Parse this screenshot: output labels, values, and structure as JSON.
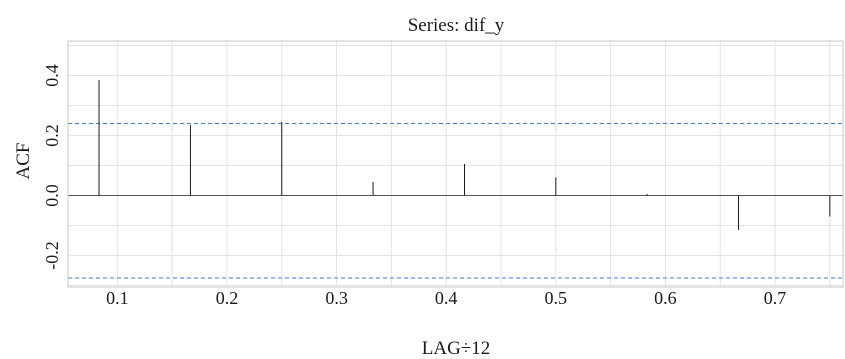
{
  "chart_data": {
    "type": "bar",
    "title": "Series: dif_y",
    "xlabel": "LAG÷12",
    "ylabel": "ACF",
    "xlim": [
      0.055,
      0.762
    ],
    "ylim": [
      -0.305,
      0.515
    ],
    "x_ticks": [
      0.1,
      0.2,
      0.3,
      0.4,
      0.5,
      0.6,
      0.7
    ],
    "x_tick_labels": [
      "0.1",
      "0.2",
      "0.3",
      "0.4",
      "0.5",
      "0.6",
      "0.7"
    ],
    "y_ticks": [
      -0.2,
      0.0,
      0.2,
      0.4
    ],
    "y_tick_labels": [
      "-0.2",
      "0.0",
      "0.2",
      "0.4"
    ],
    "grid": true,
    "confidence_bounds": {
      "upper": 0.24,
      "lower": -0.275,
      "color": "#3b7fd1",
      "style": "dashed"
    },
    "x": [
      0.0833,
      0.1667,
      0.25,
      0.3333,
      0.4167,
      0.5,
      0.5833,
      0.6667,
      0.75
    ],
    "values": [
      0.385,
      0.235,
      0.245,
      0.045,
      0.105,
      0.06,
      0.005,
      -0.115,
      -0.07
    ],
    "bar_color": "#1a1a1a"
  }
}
┄┄┄┄┄┄┄┄┄┄
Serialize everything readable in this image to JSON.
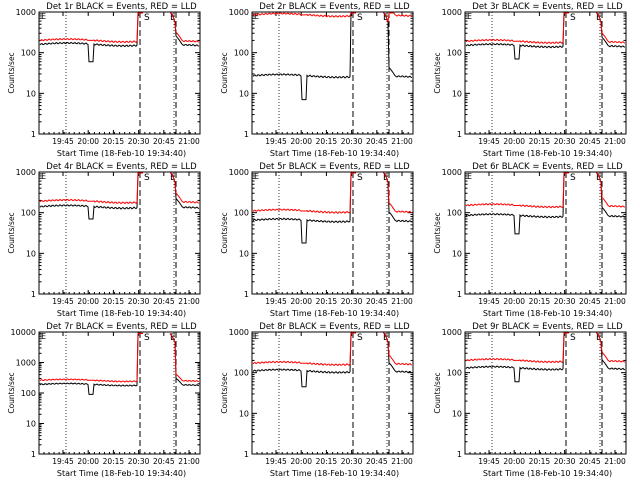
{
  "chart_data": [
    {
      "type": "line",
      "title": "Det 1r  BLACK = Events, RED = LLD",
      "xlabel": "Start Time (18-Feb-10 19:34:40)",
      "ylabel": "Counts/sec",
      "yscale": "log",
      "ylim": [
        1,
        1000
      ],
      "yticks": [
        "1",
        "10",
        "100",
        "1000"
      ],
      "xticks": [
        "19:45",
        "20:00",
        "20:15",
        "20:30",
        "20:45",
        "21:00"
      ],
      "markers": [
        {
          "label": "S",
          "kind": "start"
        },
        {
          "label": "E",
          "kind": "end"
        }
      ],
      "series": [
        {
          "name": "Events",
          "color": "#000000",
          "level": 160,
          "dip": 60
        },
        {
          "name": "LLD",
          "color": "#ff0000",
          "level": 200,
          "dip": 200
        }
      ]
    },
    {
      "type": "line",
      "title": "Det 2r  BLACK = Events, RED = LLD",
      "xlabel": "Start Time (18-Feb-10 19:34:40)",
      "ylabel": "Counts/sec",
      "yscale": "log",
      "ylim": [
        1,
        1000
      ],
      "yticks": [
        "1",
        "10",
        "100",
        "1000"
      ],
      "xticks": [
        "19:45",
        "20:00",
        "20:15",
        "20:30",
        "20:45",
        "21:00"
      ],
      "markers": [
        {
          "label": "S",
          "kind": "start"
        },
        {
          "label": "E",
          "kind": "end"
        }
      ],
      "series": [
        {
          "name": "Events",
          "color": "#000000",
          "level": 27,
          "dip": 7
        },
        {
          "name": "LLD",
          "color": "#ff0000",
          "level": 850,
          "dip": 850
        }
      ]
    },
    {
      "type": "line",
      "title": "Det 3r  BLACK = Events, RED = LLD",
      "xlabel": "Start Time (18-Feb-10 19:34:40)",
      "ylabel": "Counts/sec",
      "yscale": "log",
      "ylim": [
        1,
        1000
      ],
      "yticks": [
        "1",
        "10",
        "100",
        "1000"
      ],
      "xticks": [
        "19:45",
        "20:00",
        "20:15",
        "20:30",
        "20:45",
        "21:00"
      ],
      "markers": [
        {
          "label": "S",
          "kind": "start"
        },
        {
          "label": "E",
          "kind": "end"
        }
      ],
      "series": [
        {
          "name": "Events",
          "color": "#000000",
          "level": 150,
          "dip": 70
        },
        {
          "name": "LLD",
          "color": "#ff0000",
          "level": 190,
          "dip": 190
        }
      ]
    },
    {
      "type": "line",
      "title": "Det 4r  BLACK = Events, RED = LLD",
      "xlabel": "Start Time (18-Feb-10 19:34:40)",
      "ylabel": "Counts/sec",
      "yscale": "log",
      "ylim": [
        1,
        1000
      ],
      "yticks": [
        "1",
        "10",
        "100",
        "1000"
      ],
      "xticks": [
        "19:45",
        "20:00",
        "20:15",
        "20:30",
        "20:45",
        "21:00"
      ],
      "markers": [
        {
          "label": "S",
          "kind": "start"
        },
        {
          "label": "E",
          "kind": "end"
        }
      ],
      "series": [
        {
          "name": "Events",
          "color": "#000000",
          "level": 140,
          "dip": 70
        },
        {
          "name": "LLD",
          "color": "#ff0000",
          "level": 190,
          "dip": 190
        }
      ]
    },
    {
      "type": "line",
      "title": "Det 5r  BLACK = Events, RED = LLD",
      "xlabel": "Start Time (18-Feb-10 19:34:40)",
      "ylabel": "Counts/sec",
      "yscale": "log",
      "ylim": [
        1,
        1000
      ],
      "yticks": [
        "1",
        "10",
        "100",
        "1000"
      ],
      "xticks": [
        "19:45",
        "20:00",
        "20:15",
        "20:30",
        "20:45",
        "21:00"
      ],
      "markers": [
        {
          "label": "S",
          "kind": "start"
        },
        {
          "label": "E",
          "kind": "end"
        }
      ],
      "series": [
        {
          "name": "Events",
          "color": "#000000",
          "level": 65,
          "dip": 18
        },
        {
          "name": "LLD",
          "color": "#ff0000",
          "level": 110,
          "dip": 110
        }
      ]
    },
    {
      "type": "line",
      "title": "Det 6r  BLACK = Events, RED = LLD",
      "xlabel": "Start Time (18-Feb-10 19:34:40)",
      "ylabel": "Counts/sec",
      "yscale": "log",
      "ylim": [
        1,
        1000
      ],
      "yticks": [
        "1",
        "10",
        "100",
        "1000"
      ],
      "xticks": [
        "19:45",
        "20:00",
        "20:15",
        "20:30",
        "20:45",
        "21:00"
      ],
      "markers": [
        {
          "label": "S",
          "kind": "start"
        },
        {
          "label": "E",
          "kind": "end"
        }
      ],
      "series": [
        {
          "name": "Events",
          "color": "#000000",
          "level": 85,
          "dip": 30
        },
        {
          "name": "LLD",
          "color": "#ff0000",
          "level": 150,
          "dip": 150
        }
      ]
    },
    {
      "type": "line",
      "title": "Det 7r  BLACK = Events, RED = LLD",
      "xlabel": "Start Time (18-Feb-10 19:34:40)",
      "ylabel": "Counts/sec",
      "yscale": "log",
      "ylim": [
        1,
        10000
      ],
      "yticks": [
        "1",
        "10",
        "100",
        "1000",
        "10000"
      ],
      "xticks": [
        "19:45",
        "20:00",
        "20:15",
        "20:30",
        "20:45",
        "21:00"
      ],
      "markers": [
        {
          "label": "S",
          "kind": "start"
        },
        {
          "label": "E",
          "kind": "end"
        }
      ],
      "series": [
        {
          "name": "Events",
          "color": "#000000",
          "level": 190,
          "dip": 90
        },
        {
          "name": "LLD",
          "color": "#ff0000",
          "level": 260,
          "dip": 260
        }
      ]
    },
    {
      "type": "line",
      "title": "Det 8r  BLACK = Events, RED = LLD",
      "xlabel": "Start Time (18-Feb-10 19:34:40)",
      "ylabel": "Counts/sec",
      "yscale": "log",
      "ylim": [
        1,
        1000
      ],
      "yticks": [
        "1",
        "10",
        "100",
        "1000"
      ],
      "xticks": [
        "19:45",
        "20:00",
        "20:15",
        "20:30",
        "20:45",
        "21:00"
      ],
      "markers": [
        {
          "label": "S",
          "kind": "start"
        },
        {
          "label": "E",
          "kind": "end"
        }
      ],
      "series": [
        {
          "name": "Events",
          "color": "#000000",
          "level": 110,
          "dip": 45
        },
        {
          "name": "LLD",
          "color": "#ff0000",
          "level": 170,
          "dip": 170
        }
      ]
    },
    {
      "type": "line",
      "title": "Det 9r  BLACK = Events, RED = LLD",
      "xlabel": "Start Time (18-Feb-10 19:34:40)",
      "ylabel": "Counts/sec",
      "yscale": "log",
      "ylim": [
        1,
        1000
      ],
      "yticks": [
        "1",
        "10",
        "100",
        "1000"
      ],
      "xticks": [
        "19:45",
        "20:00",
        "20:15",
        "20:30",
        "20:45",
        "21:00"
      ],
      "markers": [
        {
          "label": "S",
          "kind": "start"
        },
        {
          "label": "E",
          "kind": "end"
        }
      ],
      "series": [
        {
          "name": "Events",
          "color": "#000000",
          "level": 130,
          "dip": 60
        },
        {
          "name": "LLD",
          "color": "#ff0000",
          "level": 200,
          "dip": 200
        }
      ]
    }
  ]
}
┄┄┄┄┄┄┄┄┄┄
Exercise requirements
Search the records for the string "JSON" and return every line in which it occurs.

Complete response
Parse this screenshot: output labels, values, and structure as JSON.
Serialize everything readable in this image to JSON.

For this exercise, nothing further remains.